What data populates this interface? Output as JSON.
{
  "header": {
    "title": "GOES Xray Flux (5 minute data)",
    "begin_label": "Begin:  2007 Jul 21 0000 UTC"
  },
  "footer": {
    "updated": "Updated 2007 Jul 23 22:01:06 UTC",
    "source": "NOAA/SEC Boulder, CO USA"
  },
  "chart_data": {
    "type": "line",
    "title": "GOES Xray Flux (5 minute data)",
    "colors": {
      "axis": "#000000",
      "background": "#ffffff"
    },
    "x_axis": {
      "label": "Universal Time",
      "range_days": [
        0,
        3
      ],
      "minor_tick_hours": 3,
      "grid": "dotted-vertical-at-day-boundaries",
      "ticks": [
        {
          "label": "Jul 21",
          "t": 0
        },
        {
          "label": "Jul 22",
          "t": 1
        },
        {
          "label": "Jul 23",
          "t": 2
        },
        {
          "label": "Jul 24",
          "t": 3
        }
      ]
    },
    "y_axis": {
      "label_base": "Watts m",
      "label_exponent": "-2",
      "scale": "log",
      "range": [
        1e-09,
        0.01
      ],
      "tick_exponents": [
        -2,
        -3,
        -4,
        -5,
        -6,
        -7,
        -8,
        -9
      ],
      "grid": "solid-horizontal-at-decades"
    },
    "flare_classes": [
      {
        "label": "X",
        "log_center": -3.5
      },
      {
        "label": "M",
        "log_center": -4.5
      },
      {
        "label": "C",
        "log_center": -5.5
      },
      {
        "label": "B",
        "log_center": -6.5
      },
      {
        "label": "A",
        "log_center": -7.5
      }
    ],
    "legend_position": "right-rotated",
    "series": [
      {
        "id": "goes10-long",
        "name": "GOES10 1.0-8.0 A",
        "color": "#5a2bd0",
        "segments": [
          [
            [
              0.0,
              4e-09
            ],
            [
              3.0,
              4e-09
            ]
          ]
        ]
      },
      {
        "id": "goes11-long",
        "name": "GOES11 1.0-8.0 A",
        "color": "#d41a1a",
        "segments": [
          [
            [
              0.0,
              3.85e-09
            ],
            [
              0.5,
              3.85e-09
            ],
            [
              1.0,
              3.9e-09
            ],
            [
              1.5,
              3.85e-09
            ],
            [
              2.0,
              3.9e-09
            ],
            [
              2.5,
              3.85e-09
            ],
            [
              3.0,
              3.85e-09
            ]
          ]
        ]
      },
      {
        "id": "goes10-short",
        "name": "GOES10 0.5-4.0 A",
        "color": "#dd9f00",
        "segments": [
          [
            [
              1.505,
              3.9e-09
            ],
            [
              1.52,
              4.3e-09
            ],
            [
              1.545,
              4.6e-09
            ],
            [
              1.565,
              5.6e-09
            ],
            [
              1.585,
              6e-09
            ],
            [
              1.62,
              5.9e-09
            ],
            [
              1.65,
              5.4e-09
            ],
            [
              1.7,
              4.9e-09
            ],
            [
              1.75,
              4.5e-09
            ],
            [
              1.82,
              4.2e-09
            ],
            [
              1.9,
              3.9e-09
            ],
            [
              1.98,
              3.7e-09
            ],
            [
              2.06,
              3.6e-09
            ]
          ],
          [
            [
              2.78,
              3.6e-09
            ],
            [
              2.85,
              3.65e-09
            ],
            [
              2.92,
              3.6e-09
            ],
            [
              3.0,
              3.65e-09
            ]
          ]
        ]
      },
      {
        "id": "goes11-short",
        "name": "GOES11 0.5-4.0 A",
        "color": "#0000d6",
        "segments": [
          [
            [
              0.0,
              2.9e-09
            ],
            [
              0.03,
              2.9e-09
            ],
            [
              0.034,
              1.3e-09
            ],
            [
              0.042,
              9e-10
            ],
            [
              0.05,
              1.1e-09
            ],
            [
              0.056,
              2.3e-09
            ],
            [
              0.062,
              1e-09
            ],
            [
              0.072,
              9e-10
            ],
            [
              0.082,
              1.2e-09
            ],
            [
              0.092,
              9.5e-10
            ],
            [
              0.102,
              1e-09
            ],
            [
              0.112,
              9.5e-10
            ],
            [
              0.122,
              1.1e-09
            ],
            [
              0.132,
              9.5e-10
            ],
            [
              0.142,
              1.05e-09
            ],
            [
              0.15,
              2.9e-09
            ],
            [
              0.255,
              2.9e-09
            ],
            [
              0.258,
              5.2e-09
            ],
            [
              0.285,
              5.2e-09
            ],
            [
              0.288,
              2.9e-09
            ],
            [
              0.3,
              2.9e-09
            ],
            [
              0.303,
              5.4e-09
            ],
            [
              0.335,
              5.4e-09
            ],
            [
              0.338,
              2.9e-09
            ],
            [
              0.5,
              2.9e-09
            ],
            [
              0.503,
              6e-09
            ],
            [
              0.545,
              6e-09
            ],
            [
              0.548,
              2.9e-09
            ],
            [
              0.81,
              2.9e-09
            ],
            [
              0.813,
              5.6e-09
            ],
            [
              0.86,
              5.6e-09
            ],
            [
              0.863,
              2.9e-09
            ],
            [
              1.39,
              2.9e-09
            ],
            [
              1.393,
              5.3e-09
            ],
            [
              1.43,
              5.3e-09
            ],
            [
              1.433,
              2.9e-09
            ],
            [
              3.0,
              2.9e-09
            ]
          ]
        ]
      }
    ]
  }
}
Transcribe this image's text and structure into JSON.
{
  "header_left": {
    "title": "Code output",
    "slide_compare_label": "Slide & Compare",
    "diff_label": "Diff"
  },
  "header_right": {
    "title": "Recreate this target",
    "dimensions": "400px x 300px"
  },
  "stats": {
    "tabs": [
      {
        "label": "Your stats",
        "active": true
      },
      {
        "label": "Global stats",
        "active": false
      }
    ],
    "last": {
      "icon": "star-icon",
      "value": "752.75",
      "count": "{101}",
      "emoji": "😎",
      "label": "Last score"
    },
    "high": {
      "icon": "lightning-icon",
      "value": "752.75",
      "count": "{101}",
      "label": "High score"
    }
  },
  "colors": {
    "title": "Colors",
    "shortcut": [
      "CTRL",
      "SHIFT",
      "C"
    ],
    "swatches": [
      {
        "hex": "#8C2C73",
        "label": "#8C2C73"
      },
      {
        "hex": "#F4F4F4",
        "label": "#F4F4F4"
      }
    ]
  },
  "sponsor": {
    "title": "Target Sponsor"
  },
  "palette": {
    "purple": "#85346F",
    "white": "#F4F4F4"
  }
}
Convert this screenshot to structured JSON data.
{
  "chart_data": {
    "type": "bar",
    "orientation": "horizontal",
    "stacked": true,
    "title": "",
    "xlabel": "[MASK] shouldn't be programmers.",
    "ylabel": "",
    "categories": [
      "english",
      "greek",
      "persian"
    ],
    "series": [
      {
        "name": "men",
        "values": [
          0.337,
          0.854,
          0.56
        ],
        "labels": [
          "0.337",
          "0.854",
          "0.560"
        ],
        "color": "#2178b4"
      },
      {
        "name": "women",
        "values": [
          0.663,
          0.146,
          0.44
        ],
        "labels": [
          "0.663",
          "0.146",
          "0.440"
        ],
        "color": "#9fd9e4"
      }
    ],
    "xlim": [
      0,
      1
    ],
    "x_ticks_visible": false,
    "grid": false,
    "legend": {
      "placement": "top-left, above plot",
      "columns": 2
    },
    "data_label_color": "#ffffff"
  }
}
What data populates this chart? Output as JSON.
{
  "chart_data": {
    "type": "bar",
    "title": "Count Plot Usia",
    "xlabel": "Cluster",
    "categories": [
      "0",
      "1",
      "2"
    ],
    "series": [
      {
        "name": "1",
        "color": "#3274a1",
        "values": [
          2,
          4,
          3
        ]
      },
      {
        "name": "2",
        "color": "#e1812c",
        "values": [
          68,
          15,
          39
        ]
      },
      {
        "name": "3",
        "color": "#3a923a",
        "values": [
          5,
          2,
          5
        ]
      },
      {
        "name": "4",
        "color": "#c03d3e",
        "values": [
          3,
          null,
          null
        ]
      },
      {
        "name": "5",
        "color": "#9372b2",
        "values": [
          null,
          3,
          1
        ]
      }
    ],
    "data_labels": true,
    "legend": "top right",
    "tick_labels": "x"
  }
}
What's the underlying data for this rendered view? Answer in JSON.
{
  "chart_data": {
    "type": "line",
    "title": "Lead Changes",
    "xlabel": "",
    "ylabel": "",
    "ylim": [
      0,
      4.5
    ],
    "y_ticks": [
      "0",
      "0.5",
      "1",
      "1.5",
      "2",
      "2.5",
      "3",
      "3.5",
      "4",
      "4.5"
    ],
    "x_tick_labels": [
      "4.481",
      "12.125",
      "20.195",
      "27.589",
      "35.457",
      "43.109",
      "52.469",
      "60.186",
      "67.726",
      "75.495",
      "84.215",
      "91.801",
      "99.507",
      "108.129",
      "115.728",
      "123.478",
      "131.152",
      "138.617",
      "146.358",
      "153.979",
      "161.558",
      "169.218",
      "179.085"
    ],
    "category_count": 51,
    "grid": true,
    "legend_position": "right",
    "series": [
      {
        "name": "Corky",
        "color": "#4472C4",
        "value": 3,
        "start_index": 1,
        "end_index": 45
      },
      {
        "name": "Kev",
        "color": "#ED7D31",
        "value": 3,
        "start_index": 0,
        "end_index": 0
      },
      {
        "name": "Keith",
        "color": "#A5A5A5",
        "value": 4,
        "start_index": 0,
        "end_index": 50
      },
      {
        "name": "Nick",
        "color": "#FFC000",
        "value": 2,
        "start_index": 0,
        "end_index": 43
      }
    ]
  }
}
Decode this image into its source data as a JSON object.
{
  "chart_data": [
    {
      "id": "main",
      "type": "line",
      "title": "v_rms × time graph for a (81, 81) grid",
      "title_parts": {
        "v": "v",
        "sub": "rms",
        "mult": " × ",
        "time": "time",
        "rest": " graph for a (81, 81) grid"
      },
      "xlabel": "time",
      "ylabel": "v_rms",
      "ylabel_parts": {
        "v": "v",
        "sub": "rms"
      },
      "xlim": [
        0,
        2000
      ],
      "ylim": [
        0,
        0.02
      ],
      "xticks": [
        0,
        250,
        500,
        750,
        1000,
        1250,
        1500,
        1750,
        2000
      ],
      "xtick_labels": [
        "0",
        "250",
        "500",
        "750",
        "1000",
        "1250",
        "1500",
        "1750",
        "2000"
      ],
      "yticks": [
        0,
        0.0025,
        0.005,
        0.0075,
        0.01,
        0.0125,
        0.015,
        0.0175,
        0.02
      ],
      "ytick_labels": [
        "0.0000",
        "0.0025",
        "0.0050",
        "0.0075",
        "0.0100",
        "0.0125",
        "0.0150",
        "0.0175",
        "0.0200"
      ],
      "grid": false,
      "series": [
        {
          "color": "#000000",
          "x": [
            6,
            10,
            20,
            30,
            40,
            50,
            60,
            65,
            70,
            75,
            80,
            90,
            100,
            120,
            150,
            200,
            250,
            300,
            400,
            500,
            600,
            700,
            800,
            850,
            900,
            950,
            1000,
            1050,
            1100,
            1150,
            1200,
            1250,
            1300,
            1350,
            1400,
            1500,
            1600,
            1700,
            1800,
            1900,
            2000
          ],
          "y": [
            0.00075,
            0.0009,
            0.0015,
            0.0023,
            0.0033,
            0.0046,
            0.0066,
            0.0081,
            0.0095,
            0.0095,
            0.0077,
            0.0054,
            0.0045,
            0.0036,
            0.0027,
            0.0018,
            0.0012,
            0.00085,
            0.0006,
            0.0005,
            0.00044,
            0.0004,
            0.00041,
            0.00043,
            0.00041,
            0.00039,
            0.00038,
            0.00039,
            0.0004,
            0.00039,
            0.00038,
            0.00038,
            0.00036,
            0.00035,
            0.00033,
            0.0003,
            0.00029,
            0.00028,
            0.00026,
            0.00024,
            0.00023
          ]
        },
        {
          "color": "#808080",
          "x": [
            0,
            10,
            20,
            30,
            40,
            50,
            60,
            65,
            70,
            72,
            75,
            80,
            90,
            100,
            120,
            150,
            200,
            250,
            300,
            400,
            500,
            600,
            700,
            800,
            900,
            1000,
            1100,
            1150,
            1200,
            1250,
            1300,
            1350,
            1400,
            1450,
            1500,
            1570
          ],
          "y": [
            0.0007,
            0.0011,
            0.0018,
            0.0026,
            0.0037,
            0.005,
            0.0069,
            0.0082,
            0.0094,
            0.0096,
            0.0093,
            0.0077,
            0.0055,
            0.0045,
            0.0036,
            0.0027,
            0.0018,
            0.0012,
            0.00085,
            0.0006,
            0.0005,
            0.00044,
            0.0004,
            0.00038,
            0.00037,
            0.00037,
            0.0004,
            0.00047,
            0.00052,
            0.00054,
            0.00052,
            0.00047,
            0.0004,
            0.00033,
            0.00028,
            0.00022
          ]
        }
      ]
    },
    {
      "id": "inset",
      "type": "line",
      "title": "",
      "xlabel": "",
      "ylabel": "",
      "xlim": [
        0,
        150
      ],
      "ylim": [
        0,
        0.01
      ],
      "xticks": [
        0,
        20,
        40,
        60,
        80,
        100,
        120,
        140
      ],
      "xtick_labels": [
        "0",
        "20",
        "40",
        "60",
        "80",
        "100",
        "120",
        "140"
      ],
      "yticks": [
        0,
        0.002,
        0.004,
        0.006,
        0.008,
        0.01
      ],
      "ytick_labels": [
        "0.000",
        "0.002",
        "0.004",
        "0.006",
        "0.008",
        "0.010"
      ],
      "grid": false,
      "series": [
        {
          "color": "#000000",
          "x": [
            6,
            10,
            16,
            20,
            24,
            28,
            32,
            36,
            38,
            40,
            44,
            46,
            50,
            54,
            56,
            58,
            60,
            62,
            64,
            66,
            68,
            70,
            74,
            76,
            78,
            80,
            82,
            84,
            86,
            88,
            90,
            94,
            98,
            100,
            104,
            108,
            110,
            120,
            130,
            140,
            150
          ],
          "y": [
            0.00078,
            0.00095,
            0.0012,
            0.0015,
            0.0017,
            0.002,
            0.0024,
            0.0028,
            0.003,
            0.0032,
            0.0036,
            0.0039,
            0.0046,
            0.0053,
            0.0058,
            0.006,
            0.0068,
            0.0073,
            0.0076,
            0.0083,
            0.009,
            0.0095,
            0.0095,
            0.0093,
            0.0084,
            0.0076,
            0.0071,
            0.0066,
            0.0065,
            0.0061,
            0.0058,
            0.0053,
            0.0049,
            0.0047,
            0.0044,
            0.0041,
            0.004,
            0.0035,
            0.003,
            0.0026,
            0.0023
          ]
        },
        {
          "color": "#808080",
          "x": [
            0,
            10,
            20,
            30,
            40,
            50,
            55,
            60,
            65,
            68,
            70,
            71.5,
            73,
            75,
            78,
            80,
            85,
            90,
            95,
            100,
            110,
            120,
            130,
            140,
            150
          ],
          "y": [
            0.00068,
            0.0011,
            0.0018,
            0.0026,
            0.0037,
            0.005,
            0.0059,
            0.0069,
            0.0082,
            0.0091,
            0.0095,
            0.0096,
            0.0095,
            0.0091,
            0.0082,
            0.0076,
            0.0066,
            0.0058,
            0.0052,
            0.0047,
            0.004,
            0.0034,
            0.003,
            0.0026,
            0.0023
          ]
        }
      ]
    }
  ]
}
· · ·
● Problem statement
Determine the number of lines in the listing that contain the string "grid". Write that number and nothing else.

● Response
8